- **Instruction a**:
In the passage on data center regulation, reproduce the part that opens with the words "This is the" and closes with "distribution of pornography.", replacing "public subsidy" with "government subsidy".

- **Given passage**:
◆ ◆ ◆

The Current Framework Is Purposely Blind

Existing federal, state, and local regulatory frameworks treat hyperscale data centers as a class of industrial infrastructure — roughly equivalent to a warehouse or a manufacturing facility. Zoning approvals, utility interconnection agreements, tax incentive programs, and infrastructure grants almost never distinguish between a facility hosting domestic financial services and one hosting surveillance infrastructure for a foreign-linked corporation.

This isn’t an oversight. It’s the product of aggressive lobbying by an industry that benefits enormously from keeping regulators focused on square footage, employment projections, and capital investment rather than what the servers inside actually do.

The result is that American land, American water, American power grid capacity, and American taxpayer dollars are being used to build infrastructure whose purpose, ownership, and ultimate beneficiary are often deliberately obscured.

That has to end.


A Purpose-Based Framework for Construction Authorization

Congress and state legislatures should establish a mandatory purpose-disclosure and authorization framework that conditions construction approval, utility interconnection, and any form of public benefit on what a hyperscale data center is actually built to do. The framework should operate on a tiered basis:

Tier 1 — Presumptively Authorized

Facilities whose primary purpose is:

  • Domestic commercial computing, cloud services, or enterprise IT
  • Healthcare data processing and storage
  • Financial services infrastructure
  • Academic research and national scientific computing

These facilities may proceed through standard permitting with disclosure requirements and periodic auditing.

Tier 2 — Conditional Authorization Required

Facilities whose purpose includes:

  • Media distribution and content hosting (social platforms, streaming)
  • AI model training and inference at scale
  • Telecommunications infrastructure

These require a disclosed use-case review, beneficial ownership transparency, and binding operational covenants before construction authorization.

Tier 3 — Presumptively Prohibited

Facilities whose primary or substantial purpose includes any of the following should not be authorized, full stop.


Three Categories That Should Disqualify a Project

1. Mass Surveillance Infrastructure

Hyperscale data centers purpose-built to aggregate, process, or store population-scale behavioral data — location tracking, biometric databases, communications metadata, financial transaction monitoring — represent a qualitatively different threat than ordinary commercial computing.

The distinction matters because scale is the product. A surveillance system that can process 10 million records is not merely larger than one that processes 10,000 — it is a different instrument entirely, one whose primary utility is coercive.

Domestic construction of such facilities should require a demonstrated lawful purpose, a constitutional nexus, and ongoing independent audit. Facilities that cannot satisfy that standard should not be built. This applies to private commercial surveillance operations — data brokers, behavioral advertising infrastructure, consumer profiling platforms — as much as it does to government-adjacent systems.

The legal foundation exists. The Supreme Court’s third-party doctrine has been substantially narrowed by Carpenter v. United States (2018). Congress has not caught up. A purpose-based construction authorization framework would be a meaningful step toward structural prevention rather than reactive litigation.

2. Facilities Primarily Supporting Pornography Distribution

This is the category most likely to generate reflexive first-amendment deflection, so it is worth being precise about what is and is not being proposed.

The proposal is not censorship of content. It is a refusal to extend public subsidy and public infrastructure to the industrial-scale distribution of pornography.

◆ ◆ ◆

- **Dataset records**:
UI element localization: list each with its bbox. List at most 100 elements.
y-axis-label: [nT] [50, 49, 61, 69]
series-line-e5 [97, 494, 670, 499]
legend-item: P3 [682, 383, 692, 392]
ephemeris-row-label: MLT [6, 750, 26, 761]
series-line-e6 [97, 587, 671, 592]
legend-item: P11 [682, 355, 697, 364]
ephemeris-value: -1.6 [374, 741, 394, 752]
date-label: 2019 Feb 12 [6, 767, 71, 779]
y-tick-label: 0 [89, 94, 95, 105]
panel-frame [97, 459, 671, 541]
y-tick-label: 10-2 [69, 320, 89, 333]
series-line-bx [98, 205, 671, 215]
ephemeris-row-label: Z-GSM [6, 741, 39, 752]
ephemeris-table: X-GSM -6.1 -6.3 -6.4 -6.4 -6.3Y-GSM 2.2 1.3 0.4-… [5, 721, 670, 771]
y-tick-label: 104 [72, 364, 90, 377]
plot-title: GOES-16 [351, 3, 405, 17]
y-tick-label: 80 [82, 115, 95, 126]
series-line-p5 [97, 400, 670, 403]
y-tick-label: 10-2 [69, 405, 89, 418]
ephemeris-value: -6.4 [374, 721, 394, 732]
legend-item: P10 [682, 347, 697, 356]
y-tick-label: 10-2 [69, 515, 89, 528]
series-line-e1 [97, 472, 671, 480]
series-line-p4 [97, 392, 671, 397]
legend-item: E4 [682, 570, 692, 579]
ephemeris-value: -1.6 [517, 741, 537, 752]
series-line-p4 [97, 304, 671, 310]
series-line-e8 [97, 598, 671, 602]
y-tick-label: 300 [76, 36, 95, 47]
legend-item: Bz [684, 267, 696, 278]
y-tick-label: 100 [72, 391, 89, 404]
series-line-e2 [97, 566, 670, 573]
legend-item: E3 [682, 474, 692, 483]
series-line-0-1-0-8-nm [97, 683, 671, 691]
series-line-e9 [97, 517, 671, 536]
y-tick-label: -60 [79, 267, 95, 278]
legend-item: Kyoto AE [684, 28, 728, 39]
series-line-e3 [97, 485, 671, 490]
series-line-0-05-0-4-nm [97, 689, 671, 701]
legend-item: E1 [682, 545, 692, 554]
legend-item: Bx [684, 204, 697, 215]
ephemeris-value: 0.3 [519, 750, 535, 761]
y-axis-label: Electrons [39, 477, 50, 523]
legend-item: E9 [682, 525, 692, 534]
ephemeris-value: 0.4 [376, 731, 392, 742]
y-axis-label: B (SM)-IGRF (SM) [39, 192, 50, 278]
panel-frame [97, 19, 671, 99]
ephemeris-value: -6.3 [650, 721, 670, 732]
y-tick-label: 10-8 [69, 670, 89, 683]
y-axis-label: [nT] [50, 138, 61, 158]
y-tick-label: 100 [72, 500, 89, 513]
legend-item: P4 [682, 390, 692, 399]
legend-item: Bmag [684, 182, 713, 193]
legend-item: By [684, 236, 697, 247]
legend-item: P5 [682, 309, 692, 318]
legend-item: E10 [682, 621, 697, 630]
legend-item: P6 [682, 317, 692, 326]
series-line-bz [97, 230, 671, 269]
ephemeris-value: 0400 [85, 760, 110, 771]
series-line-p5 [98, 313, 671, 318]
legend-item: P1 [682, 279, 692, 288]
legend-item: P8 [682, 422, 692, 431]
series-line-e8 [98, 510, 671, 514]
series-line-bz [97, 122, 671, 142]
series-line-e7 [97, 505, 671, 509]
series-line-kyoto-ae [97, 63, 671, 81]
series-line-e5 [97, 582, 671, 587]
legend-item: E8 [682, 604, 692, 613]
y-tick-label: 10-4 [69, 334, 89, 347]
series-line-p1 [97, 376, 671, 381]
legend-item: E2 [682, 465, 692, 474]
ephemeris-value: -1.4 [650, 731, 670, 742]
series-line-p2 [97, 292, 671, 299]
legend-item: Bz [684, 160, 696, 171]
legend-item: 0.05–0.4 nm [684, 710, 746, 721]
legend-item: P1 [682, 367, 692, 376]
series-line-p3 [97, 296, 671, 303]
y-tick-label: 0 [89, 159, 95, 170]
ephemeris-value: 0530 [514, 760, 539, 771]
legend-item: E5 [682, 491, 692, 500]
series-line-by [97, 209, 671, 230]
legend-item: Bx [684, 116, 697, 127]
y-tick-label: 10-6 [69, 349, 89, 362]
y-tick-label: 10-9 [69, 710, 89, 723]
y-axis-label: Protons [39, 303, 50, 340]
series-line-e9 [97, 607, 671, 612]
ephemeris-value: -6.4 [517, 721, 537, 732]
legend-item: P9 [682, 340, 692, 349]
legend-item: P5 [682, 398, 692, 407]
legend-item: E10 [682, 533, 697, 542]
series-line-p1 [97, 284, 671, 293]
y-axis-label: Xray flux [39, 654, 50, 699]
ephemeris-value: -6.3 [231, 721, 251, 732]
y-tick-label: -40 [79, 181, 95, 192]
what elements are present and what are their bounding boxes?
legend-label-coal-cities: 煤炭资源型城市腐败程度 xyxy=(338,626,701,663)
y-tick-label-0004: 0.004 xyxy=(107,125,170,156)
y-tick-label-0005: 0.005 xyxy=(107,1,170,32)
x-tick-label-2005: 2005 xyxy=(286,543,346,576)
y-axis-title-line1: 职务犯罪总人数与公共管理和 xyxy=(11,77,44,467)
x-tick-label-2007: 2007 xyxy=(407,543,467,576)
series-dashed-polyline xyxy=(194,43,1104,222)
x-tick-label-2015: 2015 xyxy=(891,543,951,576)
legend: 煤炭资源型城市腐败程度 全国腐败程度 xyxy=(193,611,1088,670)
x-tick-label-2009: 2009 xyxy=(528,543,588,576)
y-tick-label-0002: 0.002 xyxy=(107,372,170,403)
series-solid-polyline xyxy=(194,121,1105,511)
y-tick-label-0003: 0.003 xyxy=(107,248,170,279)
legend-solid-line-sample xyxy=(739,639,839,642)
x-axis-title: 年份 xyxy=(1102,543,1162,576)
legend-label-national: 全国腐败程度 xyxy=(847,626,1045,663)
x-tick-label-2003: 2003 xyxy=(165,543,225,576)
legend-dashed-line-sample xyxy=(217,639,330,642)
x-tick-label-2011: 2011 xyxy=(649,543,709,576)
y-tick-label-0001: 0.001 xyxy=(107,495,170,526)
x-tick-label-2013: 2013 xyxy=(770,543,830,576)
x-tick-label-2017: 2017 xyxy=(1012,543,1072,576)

◆ ◆ ◆

- **Instruction b**:
Copy the entries word for word from their first line through the line containing "series-line-e9 [97, 517, 671, 536]", including that line.

- **Written response a**:
This is the category most likely to generate reflexive first-amendment deflection, so it is worth being precise about what is and is not being proposed.

The proposal is not censorship of content. It is a refusal to extend government subsidy and public infrastructure to the industrial-scale distribution of pornography.

- **Written response b**:
UI element localization: list each with its bbox. List at most 100 elements.
y-axis-label: [nT] [50, 49, 61, 69]
series-line-e5 [97, 494, 670, 499]
legend-item: P3 [682, 383, 692, 392]
ephemeris-row-label: MLT [6, 750, 26, 761]
series-line-e6 [97, 587, 671, 592]
legend-item: P11 [682, 355, 697, 364]
ephemeris-value: -1.6 [374, 741, 394, 752]
date-label: 2019 Feb 12 [6, 767, 71, 779]
y-tick-label: 0 [89, 94, 95, 105]
panel-frame [97, 459, 671, 541]
y-tick-label: 10-2 [69, 320, 89, 333]
series-line-bx [98, 205, 671, 215]
ephemeris-row-label: Z-GSM [6, 741, 39, 752]
ephemeris-table: X-GSM -6.1 -6.3 -6.4 -6.4 -6.3Y-GSM 2.2 1.3 0.4-… [5, 721, 670, 771]
y-tick-label: 104 [72, 364, 90, 377]
plot-title: GOES-16 [351, 3, 405, 17]
y-tick-label: 80 [82, 115, 95, 126]
series-line-p5 [97, 400, 670, 403]
y-tick-label: 10-2 [69, 405, 89, 418]
ephemeris-value: -6.4 [374, 721, 394, 732]
legend-item: P10 [682, 347, 697, 356]
y-tick-label: 10-2 [69, 515, 89, 528]
series-line-e1 [97, 472, 671, 480]
series-line-p4 [97, 392, 671, 397]
legend-item: E4 [682, 570, 692, 579]
ephemeris-value: -1.6 [517, 741, 537, 752]
series-line-p4 [97, 304, 671, 310]
series-line-e8 [97, 598, 671, 602]
y-tick-label: 300 [76, 36, 95, 47]
legend-item: Bz [684, 267, 696, 278]
y-tick-label: 100 [72, 391, 89, 404]
series-line-e2 [97, 566, 670, 573]
legend-item: E3 [682, 474, 692, 483]
series-line-0-1-0-8-nm [97, 683, 671, 691]
series-line-e9 [97, 517, 671, 536]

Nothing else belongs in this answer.